→ **TASK DESCRIPTION**
Wherever a line holds the word "color", copy that line out.

→ **RECORDS SUPPLIED**

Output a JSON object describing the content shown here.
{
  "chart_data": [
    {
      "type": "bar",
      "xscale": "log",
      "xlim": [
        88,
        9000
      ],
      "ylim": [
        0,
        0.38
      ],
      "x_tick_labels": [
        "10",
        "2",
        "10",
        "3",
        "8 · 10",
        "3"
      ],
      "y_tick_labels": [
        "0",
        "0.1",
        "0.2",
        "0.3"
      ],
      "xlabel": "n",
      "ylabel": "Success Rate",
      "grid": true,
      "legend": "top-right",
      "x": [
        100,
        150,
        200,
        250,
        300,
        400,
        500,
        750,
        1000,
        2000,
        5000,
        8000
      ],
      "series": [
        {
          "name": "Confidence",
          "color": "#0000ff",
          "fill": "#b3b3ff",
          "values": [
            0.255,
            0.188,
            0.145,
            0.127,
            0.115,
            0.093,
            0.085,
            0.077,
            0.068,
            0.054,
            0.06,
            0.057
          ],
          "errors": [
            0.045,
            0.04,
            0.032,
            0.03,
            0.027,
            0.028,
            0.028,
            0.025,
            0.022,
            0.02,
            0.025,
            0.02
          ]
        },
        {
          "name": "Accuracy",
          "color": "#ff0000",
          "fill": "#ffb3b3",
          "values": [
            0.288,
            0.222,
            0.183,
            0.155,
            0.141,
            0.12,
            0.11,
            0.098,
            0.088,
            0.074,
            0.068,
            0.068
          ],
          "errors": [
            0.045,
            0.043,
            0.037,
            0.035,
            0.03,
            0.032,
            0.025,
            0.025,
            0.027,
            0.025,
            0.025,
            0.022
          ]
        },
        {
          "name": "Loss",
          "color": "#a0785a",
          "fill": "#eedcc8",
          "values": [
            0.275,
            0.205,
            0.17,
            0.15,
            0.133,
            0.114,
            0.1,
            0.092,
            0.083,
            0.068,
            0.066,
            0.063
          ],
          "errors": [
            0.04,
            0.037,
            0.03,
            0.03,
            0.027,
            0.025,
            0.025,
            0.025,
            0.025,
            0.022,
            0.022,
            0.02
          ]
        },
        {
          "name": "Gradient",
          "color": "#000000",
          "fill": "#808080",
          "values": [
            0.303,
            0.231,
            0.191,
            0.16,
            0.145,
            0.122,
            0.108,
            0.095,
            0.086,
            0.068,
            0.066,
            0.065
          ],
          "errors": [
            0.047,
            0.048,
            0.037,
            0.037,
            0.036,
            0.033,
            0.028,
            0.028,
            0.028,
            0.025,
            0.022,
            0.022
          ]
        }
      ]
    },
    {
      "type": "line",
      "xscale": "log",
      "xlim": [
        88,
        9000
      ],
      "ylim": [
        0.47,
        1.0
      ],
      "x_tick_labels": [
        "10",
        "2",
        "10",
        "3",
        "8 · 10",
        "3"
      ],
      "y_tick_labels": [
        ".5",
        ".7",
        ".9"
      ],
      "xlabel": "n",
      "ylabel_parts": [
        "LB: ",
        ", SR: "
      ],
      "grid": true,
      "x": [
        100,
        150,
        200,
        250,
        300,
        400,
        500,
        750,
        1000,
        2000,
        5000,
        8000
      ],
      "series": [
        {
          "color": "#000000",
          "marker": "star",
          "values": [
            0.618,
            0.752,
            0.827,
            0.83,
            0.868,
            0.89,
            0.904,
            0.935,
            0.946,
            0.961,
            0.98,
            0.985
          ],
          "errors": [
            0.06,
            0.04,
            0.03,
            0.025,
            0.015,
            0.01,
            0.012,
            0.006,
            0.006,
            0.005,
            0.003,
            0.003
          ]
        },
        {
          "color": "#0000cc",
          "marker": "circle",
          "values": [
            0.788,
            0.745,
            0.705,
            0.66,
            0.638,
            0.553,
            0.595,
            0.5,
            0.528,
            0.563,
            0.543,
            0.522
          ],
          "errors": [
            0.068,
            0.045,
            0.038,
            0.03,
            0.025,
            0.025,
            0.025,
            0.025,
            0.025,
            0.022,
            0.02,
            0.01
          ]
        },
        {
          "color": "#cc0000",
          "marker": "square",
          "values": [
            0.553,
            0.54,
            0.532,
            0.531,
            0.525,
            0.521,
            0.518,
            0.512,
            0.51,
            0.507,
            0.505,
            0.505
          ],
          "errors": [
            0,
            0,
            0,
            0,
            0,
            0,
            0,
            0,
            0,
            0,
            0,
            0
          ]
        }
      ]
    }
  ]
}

→ **WRITTEN RESPONSE**
          "color": "#0000ff",
          "color": "#ff0000",
          "color": "#a0785a",
          "color": "#000000",
          "color": "#000000",
          "color": "#0000cc",
          "color": "#cc0000",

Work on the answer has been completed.